* _Material for the task_
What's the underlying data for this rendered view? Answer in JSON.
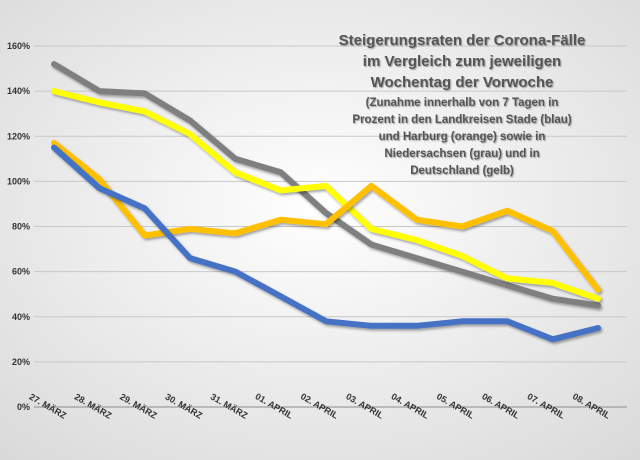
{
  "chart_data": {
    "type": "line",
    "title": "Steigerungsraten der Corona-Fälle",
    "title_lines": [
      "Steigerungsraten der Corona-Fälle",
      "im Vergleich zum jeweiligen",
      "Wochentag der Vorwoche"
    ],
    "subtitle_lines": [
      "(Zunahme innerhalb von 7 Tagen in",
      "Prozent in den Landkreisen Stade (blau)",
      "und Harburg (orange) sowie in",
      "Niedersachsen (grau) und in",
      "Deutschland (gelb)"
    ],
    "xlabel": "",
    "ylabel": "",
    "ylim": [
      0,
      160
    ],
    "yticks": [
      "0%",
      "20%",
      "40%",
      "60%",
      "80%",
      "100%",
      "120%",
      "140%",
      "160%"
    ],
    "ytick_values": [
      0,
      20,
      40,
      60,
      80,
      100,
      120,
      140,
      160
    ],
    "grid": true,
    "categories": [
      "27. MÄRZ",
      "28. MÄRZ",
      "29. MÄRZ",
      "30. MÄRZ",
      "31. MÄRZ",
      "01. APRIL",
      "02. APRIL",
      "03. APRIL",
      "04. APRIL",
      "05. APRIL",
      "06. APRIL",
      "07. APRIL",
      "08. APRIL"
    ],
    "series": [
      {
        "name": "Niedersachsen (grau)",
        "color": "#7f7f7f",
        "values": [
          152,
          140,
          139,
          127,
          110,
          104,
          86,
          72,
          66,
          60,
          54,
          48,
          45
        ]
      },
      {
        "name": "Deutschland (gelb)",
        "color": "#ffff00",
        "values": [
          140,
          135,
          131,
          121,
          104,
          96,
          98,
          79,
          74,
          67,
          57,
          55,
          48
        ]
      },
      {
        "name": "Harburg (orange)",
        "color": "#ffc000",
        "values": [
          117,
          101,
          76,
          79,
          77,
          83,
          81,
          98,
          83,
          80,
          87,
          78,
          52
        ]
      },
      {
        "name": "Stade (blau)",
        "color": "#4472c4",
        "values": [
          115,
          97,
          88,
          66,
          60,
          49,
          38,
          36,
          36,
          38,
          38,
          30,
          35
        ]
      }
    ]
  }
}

* _Your goal_
Report each line of the material above where the word "Corona" appears.

* _Answer to this problem_
    "title": "Steigerungsraten der Corona-Fälle",
      "Steigerungsraten der Corona-Fälle",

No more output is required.